══ DATASET EXCERPTS

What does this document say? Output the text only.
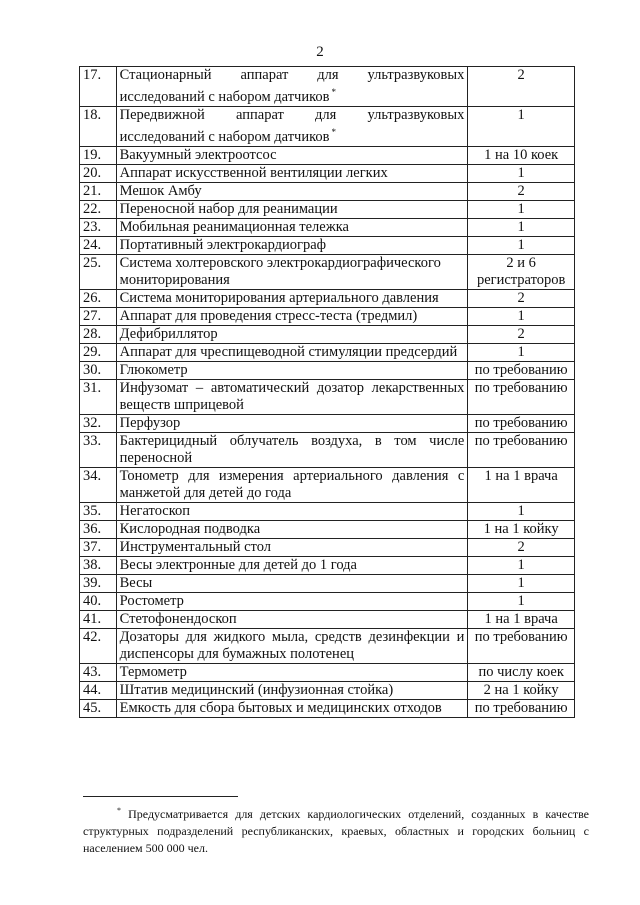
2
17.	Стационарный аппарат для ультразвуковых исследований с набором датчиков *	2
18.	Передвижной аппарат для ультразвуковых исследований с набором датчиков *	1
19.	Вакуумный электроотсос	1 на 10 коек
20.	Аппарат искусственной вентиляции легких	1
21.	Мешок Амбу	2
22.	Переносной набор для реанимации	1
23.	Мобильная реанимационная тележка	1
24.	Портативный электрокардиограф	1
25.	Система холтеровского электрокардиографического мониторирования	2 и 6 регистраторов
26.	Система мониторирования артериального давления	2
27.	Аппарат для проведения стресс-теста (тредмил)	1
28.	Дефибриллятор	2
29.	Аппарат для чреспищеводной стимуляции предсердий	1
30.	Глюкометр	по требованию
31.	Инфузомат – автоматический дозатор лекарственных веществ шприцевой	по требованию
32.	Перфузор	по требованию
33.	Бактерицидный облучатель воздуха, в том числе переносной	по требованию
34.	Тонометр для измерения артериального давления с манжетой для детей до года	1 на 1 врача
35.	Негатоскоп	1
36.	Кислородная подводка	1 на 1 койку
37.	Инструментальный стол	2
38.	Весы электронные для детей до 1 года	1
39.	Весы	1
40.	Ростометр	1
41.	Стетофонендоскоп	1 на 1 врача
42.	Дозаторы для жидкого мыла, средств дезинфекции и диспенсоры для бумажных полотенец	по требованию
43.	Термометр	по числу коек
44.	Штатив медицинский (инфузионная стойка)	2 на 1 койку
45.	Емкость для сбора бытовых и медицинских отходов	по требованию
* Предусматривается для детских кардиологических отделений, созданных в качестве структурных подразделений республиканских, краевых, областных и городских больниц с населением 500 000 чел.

════
══ DATASET EXCERPTS

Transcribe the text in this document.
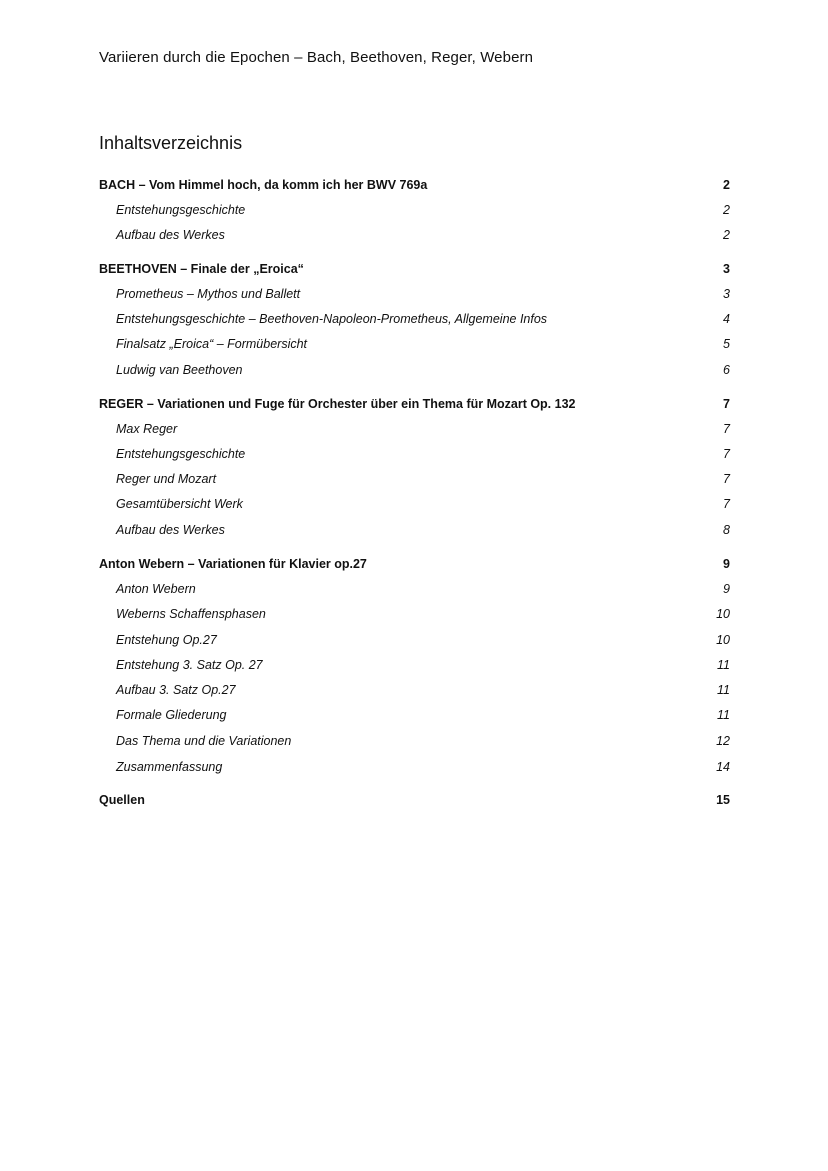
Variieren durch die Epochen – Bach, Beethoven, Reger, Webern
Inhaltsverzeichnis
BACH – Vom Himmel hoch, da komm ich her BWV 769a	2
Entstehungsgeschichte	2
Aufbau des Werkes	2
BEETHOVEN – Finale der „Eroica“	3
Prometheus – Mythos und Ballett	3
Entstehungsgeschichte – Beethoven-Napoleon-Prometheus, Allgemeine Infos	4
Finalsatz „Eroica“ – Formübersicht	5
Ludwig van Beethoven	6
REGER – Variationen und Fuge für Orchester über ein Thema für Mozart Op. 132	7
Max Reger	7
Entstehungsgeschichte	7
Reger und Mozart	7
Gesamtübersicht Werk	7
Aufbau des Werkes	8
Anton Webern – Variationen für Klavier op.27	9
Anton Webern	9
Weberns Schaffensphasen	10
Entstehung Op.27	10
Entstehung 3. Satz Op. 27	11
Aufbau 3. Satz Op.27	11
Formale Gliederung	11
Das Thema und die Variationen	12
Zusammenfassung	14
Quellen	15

════

Exactly how many lines of the material contain the word "Anton"? Write the number alone.

* _RESULT FOR THIS EXERCISE_
2